*Records supplied*.
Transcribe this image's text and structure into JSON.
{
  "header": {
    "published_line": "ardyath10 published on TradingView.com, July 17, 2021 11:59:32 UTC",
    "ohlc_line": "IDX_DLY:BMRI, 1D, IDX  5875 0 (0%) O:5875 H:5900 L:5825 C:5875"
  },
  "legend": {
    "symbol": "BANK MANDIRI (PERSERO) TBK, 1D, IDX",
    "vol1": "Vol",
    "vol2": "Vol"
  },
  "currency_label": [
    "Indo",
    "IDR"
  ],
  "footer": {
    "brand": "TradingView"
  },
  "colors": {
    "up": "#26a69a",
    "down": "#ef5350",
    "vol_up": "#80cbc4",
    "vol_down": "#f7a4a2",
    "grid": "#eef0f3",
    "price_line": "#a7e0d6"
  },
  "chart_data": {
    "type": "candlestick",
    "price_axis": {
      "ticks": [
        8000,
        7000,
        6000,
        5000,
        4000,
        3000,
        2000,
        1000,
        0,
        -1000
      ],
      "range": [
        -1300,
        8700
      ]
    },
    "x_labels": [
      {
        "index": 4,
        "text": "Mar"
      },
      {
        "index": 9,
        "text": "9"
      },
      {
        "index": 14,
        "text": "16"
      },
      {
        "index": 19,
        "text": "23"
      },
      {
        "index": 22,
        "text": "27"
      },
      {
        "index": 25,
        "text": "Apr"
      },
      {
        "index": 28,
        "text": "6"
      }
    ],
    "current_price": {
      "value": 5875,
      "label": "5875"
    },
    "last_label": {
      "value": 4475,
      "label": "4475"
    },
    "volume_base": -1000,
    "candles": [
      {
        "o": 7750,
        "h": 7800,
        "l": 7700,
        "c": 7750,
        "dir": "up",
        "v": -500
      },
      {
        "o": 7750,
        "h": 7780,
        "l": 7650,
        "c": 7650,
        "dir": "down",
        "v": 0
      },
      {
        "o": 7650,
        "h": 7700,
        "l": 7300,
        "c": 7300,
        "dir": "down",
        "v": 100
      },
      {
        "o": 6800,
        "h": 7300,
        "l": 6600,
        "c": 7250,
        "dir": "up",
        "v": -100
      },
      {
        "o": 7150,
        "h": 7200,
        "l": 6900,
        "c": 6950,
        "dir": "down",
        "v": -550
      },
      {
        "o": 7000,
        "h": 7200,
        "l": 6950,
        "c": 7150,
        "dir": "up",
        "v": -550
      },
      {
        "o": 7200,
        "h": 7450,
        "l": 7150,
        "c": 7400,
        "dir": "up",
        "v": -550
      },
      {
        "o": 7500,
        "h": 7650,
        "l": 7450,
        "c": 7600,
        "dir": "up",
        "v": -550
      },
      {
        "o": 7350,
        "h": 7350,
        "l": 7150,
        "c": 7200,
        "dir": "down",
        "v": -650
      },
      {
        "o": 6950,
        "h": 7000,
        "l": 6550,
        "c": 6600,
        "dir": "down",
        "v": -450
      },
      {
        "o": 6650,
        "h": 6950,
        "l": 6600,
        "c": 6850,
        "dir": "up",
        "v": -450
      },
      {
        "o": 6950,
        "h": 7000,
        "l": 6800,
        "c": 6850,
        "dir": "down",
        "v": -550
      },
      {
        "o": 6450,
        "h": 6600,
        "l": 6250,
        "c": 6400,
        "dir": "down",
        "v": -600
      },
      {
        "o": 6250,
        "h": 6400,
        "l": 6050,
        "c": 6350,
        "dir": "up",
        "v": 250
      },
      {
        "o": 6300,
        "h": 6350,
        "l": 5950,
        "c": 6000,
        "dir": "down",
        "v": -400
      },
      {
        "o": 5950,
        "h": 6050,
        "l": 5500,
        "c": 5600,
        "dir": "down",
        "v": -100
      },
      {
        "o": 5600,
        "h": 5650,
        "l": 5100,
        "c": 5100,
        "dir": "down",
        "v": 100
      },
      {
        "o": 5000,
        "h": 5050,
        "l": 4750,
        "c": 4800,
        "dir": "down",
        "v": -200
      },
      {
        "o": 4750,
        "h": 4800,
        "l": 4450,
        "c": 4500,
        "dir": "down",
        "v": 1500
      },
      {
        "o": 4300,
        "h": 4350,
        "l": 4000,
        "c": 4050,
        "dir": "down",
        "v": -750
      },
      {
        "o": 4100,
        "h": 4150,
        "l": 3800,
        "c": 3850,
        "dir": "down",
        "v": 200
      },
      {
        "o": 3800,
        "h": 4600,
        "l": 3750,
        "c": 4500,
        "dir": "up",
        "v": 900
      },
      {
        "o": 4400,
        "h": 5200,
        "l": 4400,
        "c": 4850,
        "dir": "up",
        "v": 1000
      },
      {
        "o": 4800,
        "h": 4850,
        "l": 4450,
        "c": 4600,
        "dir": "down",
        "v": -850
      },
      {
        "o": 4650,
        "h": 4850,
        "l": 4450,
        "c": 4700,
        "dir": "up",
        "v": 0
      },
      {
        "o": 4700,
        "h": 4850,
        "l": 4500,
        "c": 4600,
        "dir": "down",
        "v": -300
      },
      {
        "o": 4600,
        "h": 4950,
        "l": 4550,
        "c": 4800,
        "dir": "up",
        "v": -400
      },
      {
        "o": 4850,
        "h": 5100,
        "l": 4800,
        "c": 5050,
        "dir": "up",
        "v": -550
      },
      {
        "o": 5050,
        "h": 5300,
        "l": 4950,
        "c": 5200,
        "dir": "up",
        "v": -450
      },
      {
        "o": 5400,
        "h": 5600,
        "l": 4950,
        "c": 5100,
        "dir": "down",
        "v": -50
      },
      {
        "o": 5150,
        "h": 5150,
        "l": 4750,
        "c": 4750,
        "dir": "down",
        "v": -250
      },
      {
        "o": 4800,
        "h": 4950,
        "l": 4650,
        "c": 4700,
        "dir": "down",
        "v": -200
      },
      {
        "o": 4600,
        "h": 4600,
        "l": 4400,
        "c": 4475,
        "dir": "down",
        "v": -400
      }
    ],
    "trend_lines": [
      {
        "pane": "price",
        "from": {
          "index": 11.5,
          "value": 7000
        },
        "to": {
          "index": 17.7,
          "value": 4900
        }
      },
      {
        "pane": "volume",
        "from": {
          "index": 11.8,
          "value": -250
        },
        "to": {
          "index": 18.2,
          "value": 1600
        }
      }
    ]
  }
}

*Aim of the task*.
Each line that contains the word "index" counts toward the total; give only that total.

*Written reply*.
11